Output all of the records exactly as written.

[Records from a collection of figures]
# # # #

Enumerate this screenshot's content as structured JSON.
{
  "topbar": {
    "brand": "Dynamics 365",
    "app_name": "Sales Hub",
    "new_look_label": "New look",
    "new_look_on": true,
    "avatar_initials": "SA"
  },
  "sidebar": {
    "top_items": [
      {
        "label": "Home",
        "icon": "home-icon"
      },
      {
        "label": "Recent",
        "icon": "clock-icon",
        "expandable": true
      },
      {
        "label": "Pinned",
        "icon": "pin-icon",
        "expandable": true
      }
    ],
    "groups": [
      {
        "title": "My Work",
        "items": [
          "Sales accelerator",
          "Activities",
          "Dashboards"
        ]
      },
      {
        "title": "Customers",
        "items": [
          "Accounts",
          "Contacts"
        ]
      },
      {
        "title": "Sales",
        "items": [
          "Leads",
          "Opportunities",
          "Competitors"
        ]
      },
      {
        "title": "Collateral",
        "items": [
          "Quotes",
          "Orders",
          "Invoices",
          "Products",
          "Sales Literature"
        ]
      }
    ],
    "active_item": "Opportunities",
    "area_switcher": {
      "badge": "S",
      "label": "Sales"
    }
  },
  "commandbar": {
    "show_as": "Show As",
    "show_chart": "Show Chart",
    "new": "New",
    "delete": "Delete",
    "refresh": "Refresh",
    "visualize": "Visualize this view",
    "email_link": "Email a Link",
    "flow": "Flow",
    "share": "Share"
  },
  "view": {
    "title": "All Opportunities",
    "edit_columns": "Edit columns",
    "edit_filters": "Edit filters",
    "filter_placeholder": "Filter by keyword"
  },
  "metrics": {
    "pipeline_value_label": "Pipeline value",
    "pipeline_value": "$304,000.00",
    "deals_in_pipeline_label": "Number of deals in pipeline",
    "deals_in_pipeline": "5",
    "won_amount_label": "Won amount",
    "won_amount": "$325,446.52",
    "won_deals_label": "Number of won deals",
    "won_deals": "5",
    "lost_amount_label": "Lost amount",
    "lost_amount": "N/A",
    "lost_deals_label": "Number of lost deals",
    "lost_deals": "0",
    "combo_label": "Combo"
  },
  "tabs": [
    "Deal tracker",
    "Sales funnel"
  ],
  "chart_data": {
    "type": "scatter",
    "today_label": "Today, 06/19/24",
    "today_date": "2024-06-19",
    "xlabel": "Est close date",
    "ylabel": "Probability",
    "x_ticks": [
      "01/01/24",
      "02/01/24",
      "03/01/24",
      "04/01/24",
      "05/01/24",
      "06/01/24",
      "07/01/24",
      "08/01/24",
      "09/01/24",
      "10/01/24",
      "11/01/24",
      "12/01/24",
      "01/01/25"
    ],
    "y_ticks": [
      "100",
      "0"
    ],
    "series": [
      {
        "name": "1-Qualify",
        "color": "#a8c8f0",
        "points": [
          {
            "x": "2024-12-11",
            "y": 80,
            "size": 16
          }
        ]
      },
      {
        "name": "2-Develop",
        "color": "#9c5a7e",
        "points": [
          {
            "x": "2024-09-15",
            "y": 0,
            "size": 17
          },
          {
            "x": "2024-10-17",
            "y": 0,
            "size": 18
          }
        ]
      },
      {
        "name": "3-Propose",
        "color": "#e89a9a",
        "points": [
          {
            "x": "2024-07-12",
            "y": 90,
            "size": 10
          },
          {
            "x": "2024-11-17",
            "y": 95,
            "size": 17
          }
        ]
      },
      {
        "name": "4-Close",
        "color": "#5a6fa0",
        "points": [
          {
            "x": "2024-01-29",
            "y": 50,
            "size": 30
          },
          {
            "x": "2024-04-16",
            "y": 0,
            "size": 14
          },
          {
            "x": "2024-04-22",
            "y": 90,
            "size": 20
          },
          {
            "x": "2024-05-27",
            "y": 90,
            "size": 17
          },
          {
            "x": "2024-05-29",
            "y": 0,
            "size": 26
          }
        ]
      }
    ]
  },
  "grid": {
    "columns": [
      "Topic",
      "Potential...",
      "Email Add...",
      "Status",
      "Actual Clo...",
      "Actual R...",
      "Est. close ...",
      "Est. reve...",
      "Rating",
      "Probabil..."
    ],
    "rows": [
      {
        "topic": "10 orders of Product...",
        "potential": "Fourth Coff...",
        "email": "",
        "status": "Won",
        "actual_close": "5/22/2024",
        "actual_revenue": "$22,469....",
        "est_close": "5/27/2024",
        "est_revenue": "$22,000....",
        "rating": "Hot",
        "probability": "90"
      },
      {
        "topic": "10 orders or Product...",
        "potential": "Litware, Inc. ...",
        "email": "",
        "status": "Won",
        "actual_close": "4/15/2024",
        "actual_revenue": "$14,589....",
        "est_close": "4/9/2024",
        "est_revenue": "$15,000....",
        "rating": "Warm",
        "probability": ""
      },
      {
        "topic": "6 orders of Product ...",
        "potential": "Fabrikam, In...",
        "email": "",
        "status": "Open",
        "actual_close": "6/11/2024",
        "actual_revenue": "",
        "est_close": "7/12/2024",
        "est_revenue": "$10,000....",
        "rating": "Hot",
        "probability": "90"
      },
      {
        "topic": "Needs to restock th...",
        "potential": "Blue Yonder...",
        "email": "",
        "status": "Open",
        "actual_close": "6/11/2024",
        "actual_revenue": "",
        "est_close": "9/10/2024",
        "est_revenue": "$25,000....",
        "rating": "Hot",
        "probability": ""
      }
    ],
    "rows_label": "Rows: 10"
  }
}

# # # #

→ Expected output
Enumerate this screenshot's content as structured JSON.
{
  "topbar": {
    "brand": "Dynamics 365",
    "app_name": "Sales Hub",
    "new_look_label": "New look",
    "new_look_on": true,
    "avatar_initials": "SA"
  },
  "sidebar": {
    "top_items": [
      {
        "label": "Home",
        "icon": "home-icon"
      },
      {
        "label": "Recent",
        "icon": "clock-icon",
        "expandable": true
      },
      {
        "label": "Pinned",
        "icon": "pin-icon",
        "expandable": true
      }
    ],
    "groups": [
      {
        "title": "My Work",
        "items": [
          "Sales accelerator",
          "Activities",
          "Dashboards"
        ]
      },
      {
        "title": "Customers",
        "items": [
          "Accounts",
          "Contacts"
        ]
      },
      {
        "title": "Sales",
        "items": [
          "Leads",
          "Opportunities",
          "Competitors"
        ]
      },
      {
        "title": "Collateral",
        "items": [
          "Quotes",
          "Orders",
          "Invoices",
          "Products",
          "Sales Literature"
        ]
      }
    ],
    "active_item": "Opportunities",
    "area_switcher": {
      "badge": "S",
      "label": "Sales"
    }
  },
  "commandbar": {
    "show_as": "Show As",
    "show_chart": "Show Chart",
    "new": "New",
    "delete": "Delete",
    "refresh": "Refresh",
    "visualize": "Visualize this view",
    "email_link": "Email a Link",
    "flow": "Flow",
    "share": "Share"
  },
  "view": {
    "title": "All Opportunities",
    "edit_columns": "Edit columns",
    "edit_filters": "Edit filters",
    "filter_placeholder": "Filter by keyword"
  },
  "metrics": {
    "pipeline_value_label": "Pipeline value",
    "pipeline_value": "$304,000.00",
    "deals_in_pipeline_label": "Number of deals in pipeline",
    "deals_in_pipeline": "5",
    "won_amount_label": "Won amount",
    "won_amount": "$325,446.52",
    "won_deals_label": "Number of won deals",
    "won_deals": "5",
    "lost_amount_label": "Lost amount",
    "lost_amount": "N/A",
    "lost_deals_label": "Number of lost deals",
    "lost_deals": "0",
    "combo_label": "Combo"
  },
  "tabs": [
    "Deal tracker",
    "Sales funnel"
  ],
  "chart_data": {
    "type": "scatter",
    "today_label": "Today, 06/19/24",
    "today_date": "2024-06-19",
    "xlabel": "Est close date",
    "ylabel": "Probability",
    "x_ticks": [
      "01/01/24",
      "02/01/24",
      "03/01/24",
      "04/01/24",
      "05/01/24",
      "06/01/24",
      "07/01/24",
      "08/01/24",
      "09/01/24",
      "10/01/24",
      "11/01/24",
      "12/01/24",
      "01/01/25"
    ],
    "y_ticks": [
      "100",
      "0"
    ],
    "series": [
      {
        "name": "1-Qualify",
        "color": "#a8c8f0",
        "points": [
          {
            "x": "2024-12-11",
            "y": 80,
            "size": 16
          }
        ]
      },
      {
        "name": "2-Develop",
        "color": "#9c5a7e",
        "points": [
          {
            "x": "2024-09-15",
            "y": 0,
            "size": 17
          },
          {
            "x": "2024-10-17",
            "y": 0,
            "size": 18
          }
        ]
      },
      {
        "name": "3-Propose",
        "color": "#e89a9a",
        "points": [
          {
            "x": "2024-07-12",
            "y": 90,
            "size": 10
          },
          {
            "x": "2024-11-17",
            "y": 95,
            "size": 17
          }
        ]
      },
      {
        "name": "4-Close",
        "color": "#5a6fa0",
        "points": [
          {
            "x": "2024-01-29",
            "y": 50,
            "size": 30
          },
          {
            "x": "2024-04-16",
            "y": 0,
            "size": 14
          },
          {
            "x": "2024-04-22",
            "y": 90,
            "size": 20
          },
          {
            "x": "2024-05-27",
            "y": 90,
            "size": 17
          },
          {
            "x": "2024-05-29",
            "y": 0,
            "size": 26
          }
        ]
      }
    ]
  },
  "grid": {
    "columns": [
      "Topic",
      "Potential...",
      "Email Add...",
      "Status",
      "Actual Clo...",
      "Actual R...",
      "Est. close ...",
      "Est. reve...",
      "Rating",
      "Probabil..."
    ],
    "rows": [
      {
        "topic": "10 orders of Product...",
        "potential": "Fourth Coff...",
        "email": "",
        "status": "Won",
        "actual_close": "5/22/2024",
        "actual_revenue": "$22,469....",
        "est_close": "5/27/2024",
        "est_revenue": "$22,000....",
        "rating": "Hot",
        "probability": "90"
      },
      {
        "topic": "10 orders or Product...",
        "potential": "Litware, Inc. ...",
        "email": "",
        "status": "Won",
        "actual_close": "4/15/2024",
        "actual_revenue": "$14,589....",
        "est_close": "4/9/2024",
        "est_revenue": "$15,000....",
        "rating": "Warm",
        "probability": ""
      },
      {
        "topic": "6 orders of Product ...",
        "potential": "Fabrikam, In...",
        "email": "",
        "status": "Open",
        "actual_close": "6/11/2024",
        "actual_revenue": "",
        "est_close": "7/12/2024",
        "est_revenue": "$10,000....",
        "rating": "Hot",
        "probability": "90"
      },
      {
        "topic": "Needs to restock th...",
        "potential": "Blue Yonder...",
        "email": "",
        "status": "Open",
        "actual_close": "6/11/2024",
        "actual_revenue": "",
        "est_close": "9/10/2024",
        "est_revenue": "$25,000....",
        "rating": "Hot",
        "probability": ""
      }
    ],
    "rows_label": "Rows: 10"
  }
}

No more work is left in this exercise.